+++ Given data +++

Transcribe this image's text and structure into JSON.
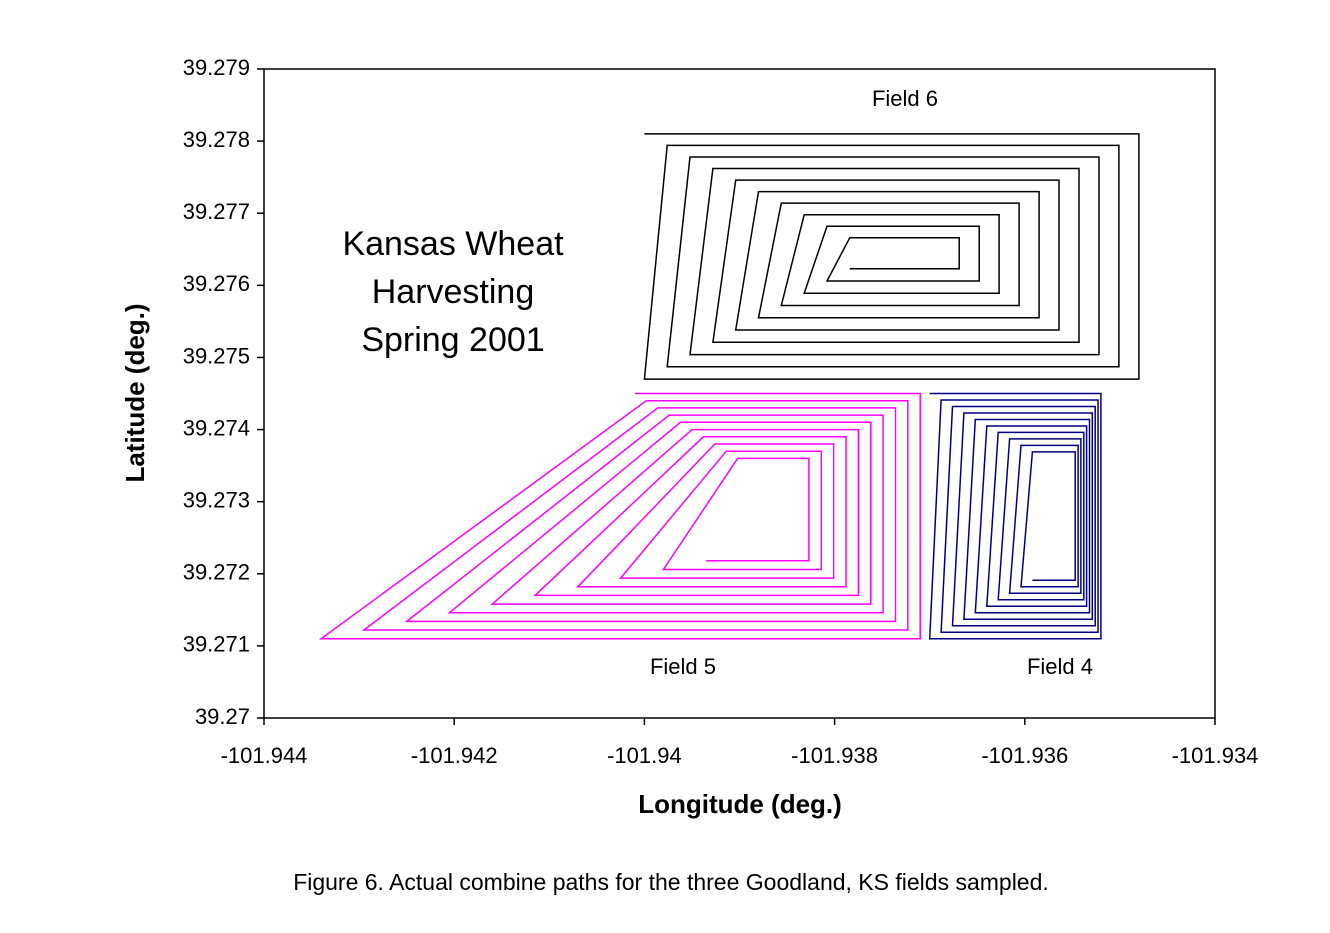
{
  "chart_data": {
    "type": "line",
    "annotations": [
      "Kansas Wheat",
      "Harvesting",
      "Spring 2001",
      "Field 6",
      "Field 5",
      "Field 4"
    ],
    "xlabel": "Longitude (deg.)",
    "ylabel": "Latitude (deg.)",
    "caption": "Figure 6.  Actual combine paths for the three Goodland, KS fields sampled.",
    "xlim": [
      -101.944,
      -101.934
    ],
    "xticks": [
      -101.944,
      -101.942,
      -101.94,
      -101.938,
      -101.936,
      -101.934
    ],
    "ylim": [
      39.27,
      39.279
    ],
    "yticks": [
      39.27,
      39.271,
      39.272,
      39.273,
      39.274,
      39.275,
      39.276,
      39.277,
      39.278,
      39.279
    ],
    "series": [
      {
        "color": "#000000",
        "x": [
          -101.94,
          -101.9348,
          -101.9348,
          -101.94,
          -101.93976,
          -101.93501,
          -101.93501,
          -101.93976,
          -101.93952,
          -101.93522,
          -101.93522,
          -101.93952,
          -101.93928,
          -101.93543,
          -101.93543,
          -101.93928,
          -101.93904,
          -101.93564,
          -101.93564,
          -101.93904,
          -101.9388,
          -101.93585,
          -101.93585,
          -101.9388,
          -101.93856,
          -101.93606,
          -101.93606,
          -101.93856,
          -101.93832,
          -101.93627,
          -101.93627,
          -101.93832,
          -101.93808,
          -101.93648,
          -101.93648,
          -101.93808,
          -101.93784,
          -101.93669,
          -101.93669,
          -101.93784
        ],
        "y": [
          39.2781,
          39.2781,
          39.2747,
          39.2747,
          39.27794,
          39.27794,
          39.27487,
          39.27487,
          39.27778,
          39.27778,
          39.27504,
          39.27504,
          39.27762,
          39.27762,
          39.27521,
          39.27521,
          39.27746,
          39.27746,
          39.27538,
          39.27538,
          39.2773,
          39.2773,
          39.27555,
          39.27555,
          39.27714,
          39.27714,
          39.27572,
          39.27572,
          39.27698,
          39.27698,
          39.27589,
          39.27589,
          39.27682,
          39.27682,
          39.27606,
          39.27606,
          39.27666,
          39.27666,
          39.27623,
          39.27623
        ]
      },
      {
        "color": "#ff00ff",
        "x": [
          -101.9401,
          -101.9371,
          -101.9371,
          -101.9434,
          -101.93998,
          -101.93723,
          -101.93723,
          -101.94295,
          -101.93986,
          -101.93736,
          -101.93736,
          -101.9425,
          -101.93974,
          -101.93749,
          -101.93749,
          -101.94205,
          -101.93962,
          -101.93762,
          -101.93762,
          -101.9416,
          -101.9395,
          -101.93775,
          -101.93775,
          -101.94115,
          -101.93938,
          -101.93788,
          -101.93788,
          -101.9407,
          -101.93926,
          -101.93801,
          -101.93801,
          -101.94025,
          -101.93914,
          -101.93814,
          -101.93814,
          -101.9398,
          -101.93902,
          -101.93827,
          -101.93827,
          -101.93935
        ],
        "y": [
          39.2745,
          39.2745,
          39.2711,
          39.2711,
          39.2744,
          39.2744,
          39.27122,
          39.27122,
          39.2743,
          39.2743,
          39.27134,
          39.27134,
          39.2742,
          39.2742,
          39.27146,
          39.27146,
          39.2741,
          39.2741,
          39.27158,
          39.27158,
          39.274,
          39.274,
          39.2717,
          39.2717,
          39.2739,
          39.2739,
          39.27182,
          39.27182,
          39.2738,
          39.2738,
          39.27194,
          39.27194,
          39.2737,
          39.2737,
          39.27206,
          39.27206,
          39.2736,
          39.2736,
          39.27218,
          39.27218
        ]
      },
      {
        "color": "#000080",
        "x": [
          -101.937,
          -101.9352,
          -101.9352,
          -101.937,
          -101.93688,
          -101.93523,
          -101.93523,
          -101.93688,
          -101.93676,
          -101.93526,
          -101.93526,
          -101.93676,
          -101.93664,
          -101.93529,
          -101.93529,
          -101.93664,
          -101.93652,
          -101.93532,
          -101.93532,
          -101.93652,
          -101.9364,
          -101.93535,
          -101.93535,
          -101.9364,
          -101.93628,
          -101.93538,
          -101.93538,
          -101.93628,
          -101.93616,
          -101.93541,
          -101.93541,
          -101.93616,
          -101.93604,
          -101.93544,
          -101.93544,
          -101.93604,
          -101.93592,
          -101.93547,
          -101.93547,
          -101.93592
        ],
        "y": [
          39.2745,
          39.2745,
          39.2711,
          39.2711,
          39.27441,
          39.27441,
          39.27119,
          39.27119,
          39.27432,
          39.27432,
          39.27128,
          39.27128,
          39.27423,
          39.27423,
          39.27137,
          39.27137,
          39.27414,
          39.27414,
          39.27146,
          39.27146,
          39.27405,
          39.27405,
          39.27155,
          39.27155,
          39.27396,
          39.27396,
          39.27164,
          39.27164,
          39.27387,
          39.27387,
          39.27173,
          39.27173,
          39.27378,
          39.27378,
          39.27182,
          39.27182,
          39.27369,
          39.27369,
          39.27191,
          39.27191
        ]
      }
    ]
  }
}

+++
+++ Given data +++

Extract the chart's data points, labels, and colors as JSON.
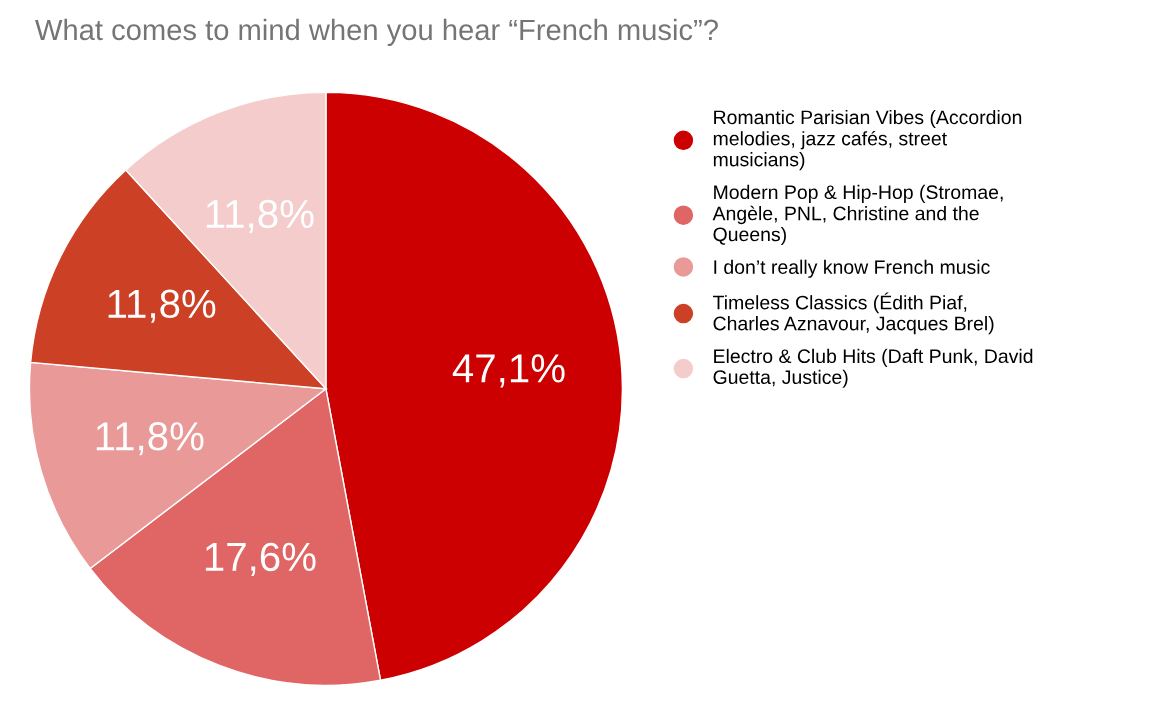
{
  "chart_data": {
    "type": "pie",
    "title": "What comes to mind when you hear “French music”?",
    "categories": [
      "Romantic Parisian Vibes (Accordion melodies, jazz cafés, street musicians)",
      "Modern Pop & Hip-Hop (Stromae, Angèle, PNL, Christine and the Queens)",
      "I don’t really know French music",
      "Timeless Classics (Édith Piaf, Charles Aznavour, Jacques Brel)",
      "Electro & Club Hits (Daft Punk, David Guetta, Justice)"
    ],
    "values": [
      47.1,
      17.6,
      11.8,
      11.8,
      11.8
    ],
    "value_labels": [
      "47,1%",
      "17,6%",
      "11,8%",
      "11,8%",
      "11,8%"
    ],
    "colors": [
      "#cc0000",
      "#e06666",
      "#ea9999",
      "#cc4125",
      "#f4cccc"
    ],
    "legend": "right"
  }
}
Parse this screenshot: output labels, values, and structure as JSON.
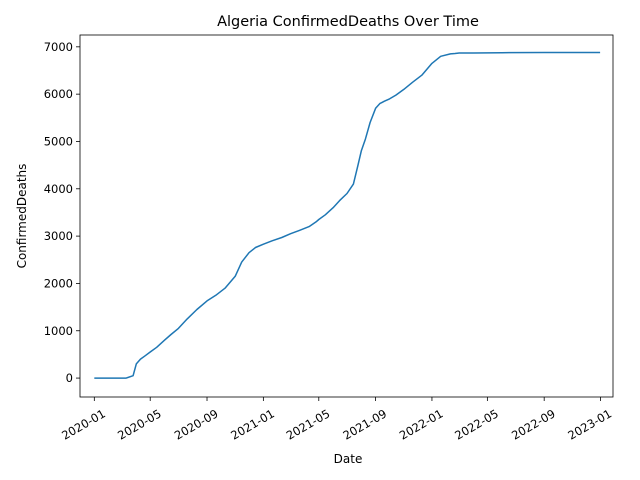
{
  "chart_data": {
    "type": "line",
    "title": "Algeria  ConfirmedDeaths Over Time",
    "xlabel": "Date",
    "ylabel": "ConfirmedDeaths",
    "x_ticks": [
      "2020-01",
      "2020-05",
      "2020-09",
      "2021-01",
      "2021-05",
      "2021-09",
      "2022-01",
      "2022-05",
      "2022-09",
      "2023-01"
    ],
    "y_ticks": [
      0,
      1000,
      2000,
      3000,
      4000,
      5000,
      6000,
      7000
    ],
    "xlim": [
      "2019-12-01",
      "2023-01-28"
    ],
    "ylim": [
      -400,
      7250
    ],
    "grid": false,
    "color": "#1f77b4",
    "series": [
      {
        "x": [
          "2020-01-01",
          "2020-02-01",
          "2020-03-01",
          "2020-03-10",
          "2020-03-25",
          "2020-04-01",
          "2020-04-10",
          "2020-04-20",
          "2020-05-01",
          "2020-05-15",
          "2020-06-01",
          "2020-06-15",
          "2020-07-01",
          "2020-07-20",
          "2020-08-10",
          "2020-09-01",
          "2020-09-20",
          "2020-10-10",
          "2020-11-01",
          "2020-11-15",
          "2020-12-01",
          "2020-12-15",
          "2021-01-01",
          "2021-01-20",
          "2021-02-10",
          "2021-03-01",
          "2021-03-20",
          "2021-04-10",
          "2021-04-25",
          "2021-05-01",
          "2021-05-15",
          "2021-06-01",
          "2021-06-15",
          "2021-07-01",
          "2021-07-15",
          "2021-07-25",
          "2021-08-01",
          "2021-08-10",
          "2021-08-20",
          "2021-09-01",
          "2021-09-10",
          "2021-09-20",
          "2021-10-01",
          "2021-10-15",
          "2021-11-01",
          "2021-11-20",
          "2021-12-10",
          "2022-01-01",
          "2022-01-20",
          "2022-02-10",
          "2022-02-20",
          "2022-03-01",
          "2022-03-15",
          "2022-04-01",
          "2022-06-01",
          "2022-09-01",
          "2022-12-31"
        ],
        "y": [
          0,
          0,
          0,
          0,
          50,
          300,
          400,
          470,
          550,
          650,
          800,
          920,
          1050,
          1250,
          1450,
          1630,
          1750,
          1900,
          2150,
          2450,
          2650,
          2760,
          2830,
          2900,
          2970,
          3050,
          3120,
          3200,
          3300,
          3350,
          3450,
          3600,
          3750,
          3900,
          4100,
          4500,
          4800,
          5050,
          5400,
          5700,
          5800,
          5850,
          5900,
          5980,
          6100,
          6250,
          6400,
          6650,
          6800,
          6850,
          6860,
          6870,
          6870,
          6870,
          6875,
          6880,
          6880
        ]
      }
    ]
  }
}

+++

Problem statement —
Keep only the lines that hold the string "values", and copy them out.

Answer to the problem —
    "values": [
Parse this screenshot: output labels, values, and structure as JSON.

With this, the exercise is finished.